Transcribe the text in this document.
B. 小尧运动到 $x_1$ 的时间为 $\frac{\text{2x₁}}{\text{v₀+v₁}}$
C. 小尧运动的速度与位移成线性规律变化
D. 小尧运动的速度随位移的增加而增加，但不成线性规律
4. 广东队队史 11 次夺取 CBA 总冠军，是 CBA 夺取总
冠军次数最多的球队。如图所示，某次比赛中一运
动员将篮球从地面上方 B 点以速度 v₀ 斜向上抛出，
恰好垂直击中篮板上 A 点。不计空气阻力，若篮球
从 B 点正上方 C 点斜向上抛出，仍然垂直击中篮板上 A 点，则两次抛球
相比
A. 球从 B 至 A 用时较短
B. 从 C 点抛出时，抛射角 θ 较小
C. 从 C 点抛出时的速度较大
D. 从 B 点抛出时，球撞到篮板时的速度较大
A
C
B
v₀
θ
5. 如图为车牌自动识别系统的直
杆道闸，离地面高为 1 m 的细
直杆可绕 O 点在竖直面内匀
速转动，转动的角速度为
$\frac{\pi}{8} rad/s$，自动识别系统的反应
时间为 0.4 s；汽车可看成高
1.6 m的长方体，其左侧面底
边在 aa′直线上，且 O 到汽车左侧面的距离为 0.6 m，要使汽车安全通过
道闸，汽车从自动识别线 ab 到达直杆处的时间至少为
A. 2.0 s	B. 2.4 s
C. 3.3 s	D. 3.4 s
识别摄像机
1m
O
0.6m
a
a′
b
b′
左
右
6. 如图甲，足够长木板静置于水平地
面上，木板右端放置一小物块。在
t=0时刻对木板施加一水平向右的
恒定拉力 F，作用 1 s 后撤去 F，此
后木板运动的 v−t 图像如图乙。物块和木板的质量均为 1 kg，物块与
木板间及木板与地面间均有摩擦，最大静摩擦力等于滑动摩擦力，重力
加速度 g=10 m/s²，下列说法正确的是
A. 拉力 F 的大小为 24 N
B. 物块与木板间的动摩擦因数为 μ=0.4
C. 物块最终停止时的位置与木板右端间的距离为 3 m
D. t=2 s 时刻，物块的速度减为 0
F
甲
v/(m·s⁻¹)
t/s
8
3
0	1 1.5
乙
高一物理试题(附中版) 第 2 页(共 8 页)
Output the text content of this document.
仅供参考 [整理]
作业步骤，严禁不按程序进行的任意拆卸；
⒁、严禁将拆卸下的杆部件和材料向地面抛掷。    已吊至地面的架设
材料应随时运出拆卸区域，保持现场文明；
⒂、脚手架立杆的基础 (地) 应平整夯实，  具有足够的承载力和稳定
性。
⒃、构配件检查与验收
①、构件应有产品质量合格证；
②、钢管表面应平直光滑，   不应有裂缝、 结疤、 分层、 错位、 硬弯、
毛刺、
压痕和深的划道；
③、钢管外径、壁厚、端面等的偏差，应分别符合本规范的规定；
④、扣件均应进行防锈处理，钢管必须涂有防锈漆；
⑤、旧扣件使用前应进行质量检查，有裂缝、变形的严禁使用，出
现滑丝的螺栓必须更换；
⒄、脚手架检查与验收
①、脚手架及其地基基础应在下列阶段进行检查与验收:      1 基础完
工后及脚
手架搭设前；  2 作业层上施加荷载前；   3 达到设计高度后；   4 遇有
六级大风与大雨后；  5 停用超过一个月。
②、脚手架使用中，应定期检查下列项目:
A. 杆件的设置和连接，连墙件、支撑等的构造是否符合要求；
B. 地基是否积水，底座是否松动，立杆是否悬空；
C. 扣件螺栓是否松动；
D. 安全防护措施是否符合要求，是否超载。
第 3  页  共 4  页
----------
§ PROBLEM DETAILS
Above are the records. Identify each line that contains the word "text".

§ WRITTEN ANSWER
Transcribe the text in this document.
B. 小尧运动到 $x_1$ 的时间为 $\frac{\text{2x₁}}{\text{v₀+v₁}}$
Output the text content of this document.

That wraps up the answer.